- [Aim of the exercise]: Reproduce each entry exactly, so that everything except the pictures is carried over.

=-=-=-=-=

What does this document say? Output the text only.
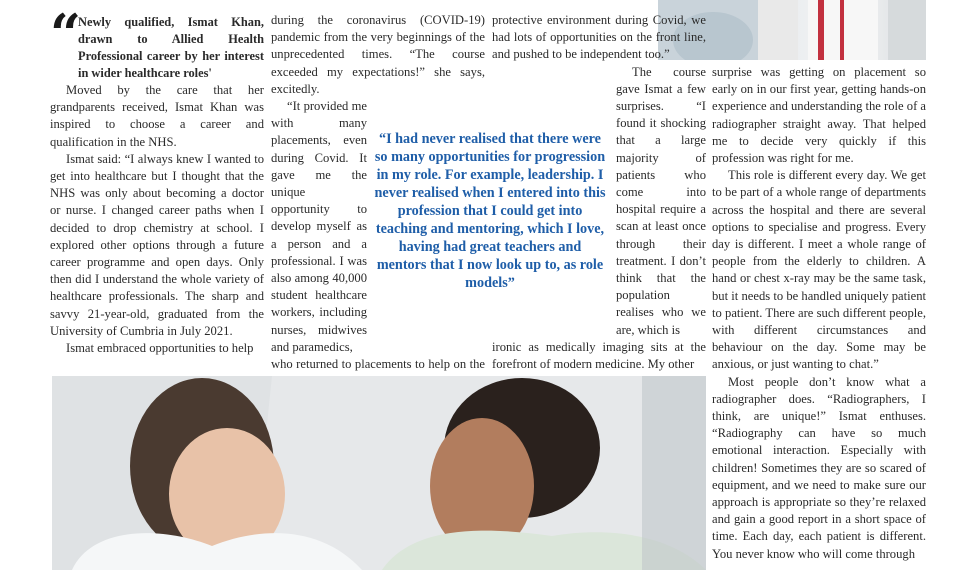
“

Newly qualified, Ismat Khan, drawn to Allied Health Professional career by her interest in wider healthcare roles'

Moved by the care that her grandparents received, Ismat Khan was inspired to choose a career and qualification in the NHS.

Ismat said: “I always knew I wanted to get into healthcare but I thought that the NHS was only about becoming a doctor or nurse. I changed career paths when I decided to drop chemistry at school. I explored other options through a future career programme and open days. Only then did I understand the whole variety of healthcare professionals. The sharp and savvy 21-year-old, graduated from the University of Cumbria in July 2021.

Ismat embraced opportunities to help

during the coronavirus (COVID-19) pandemic from the very beginnings of the unprecedented times. “The course exceeded my expectations!” she says, excitedly.

“It provided me with many placements, even during Covid. It gave me the unique opportunity to develop myself as a person and a professional. I was also among 40,000 student healthcare workers, including nurses, midwives and paramedics,

who returned to placements to help on the

protective environment during Covid, we had lots of opportunities on the front line, and pushed to be independent too.”

The course gave Ismat a few surprises. “I found it shocking that a large majority of patients who come into hospital require a scan at least once through their treatment. I don’t think that the population realises who we are, which is

ironic as medically imaging sits at the forefront of modern medicine. My other

“I had never realised that there were so many opportunities for progression in my role. For example, leadership. I never realised when I entered into this profession that I could get into teaching and mentoring, which I love, having had great teachers and mentors that I now look up to, as role models”

surprise was getting on placement so early on in our first year, getting hands-on experience and understanding the role of a radiographer straight away. That helped me to decide very quickly if this profession was right for me.

This role is different every day. We get to be part of a whole range of departments across the hospital and there are several options to specialise and progress. Every day is different. I meet a whole range of people from the elderly to children. A hand or chest x-ray may be the same task, but it needs to be handled uniquely patient to patient. There are such different people, with different circumstances and behaviour on the day. Some may be anxious, or just wanting to chat.”

Most people don’t know what a radiographer does. “Radiographers, I think, are unique!” Ismat enthuses. “Radiography can have so much emotional interaction. Especially with children! Sometimes they are so scared of equipment, and we need to make sure our approach is appropriate so they’re relaxed and gain a good report in a short space of time. Each day, each patient is different. You never know who will come through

=-=-=-=-=

- [Reply to the exercise]:
What does this document say? Output the text only.
“

Newly qualified, Ismat Khan, drawn to Allied Health Professional career by her interest in wider healthcare roles'

Moved by the care that her grandparents received, Ismat Khan was inspired to choose a career and qualification in the NHS.

Ismat said: “I always knew I wanted to get into healthcare but I thought that the NHS was only about becoming a doctor or nurse. I changed career paths when I decided to drop chemistry at school. I explored other options through a future career programme and open days. Only then did I understand the whole variety of healthcare professionals. The sharp and savvy 21-year-old, graduated from the University of Cumbria in July 2021.

Ismat embraced opportunities to help

during the coronavirus (COVID-19) pandemic from the very beginnings of the unprecedented times. “The course exceeded my expectations!” she says, excitedly.

“It provided me with many placements, even during Covid. It gave me the unique opportunity to develop myself as a person and a professional. I was also among 40,000 student healthcare workers, including nurses, midwives and paramedics,

who returned to placements to help on the

protective environment during Covid, we had lots of opportunities on the front line, and pushed to be independent too.”

The course gave Ismat a few surprises. “I found it shocking that a large majority of patients who come into hospital require a scan at least once through their treatment. I don’t think that the population realises who we are, which is

ironic as medically imaging sits at the forefront of modern medicine. My other

“I had never realised that there were so many opportunities for progression in my role. For example, leadership. I never realised when I entered into this profession that I could get into teaching and mentoring, which I love, having had great teachers and mentors that I now look up to, as role models”

surprise was getting on placement so early on in our first year, getting hands-on experience and understanding the role of a radiographer straight away. That helped me to decide very quickly if this profession was right for me.

This role is different every day. We get to be part of a whole range of departments across the hospital and there are several options to specialise and progress. Every day is different. I meet a whole range of people from the elderly to children. A hand or chest x-ray may be the same task, but it needs to be handled uniquely patient to patient. There are such different people, with different circumstances and behaviour on the day. Some may be anxious, or just wanting to chat.”

Most people don’t know what a radiographer does. “Radiographers, I think, are unique!” Ismat enthuses. “Radiography can have so much emotional interaction. Especially with children! Sometimes they are so scared of equipment, and we need to make sure our approach is appropriate so they’re relaxed and gain a good report in a short space of time. Each day, each patient is different. You never know who will come through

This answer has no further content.